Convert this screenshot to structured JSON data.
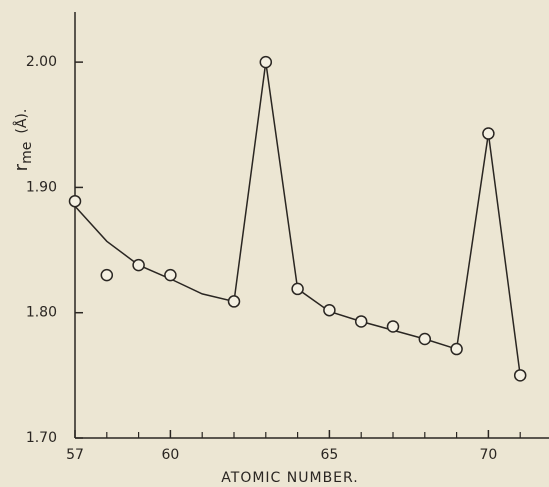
{
  "chart_data": {
    "type": "scatter",
    "xlabel": "ATOMIC NUMBER.",
    "ylabel": "r",
    "ylabel_sub": "me",
    "ylabel_unit": "(Å).",
    "xlim": [
      57,
      72
    ],
    "ylim": [
      1.7,
      2.04
    ],
    "xticks": [
      57,
      60,
      65,
      70
    ],
    "xminor_ticks": [
      58,
      59,
      61,
      62,
      63,
      64,
      66,
      67,
      68,
      69,
      71
    ],
    "yticks": [
      {
        "value": 1.7,
        "label": "1.70"
      },
      {
        "value": 1.8,
        "label": "1.80"
      },
      {
        "value": 1.9,
        "label": "1.90"
      },
      {
        "value": 2.0,
        "label": "2.00"
      }
    ],
    "color": "#2a2622",
    "series": [
      {
        "style": "markers",
        "x": [
          57,
          58,
          59,
          60,
          62,
          63,
          64,
          65,
          66,
          67,
          68,
          69,
          70,
          71
        ],
        "values": [
          1.889,
          1.83,
          1.838,
          1.83,
          1.809,
          2.0,
          1.819,
          1.802,
          1.793,
          1.789,
          1.779,
          1.771,
          1.943,
          1.75
        ]
      },
      {
        "style": "line",
        "x": [
          57,
          58,
          59,
          60,
          61,
          62,
          63,
          64,
          65,
          66,
          67,
          68,
          69,
          70,
          71
        ],
        "values": [
          1.885,
          1.857,
          1.838,
          1.827,
          1.815,
          1.809,
          2.0,
          1.819,
          1.801,
          1.793,
          1.786,
          1.779,
          1.771,
          1.943,
          1.75
        ]
      }
    ]
  }
}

Short exercise:
Print out the material word for word, omitting the pictures.

Full solution:
Convert this screenshot to structured JSON data.
{
  "chart_data": {
    "type": "scatter",
    "xlabel": "ATOMIC NUMBER.",
    "ylabel": "r",
    "ylabel_sub": "me",
    "ylabel_unit": "(Å).",
    "xlim": [
      57,
      72
    ],
    "ylim": [
      1.7,
      2.04
    ],
    "xticks": [
      57,
      60,
      65,
      70
    ],
    "xminor_ticks": [
      58,
      59,
      61,
      62,
      63,
      64,
      66,
      67,
      68,
      69,
      71
    ],
    "yticks": [
      {
        "value": 1.7,
        "label": "1.70"
      },
      {
        "value": 1.8,
        "label": "1.80"
      },
      {
        "value": 1.9,
        "label": "1.90"
      },
      {
        "value": 2.0,
        "label": "2.00"
      }
    ],
    "color": "#2a2622",
    "series": [
      {
        "style": "markers",
        "x": [
          57,
          58,
          59,
          60,
          62,
          63,
          64,
          65,
          66,
          67,
          68,
          69,
          70,
          71
        ],
        "values": [
          1.889,
          1.83,
          1.838,
          1.83,
          1.809,
          2.0,
          1.819,
          1.802,
          1.793,
          1.789,
          1.779,
          1.771,
          1.943,
          1.75
        ]
      },
      {
        "style": "line",
        "x": [
          57,
          58,
          59,
          60,
          61,
          62,
          63,
          64,
          65,
          66,
          67,
          68,
          69,
          70,
          71
        ],
        "values": [
          1.885,
          1.857,
          1.838,
          1.827,
          1.815,
          1.809,
          2.0,
          1.819,
          1.801,
          1.793,
          1.786,
          1.779,
          1.771,
          1.943,
          1.75
        ]
      }
    ]
  }
}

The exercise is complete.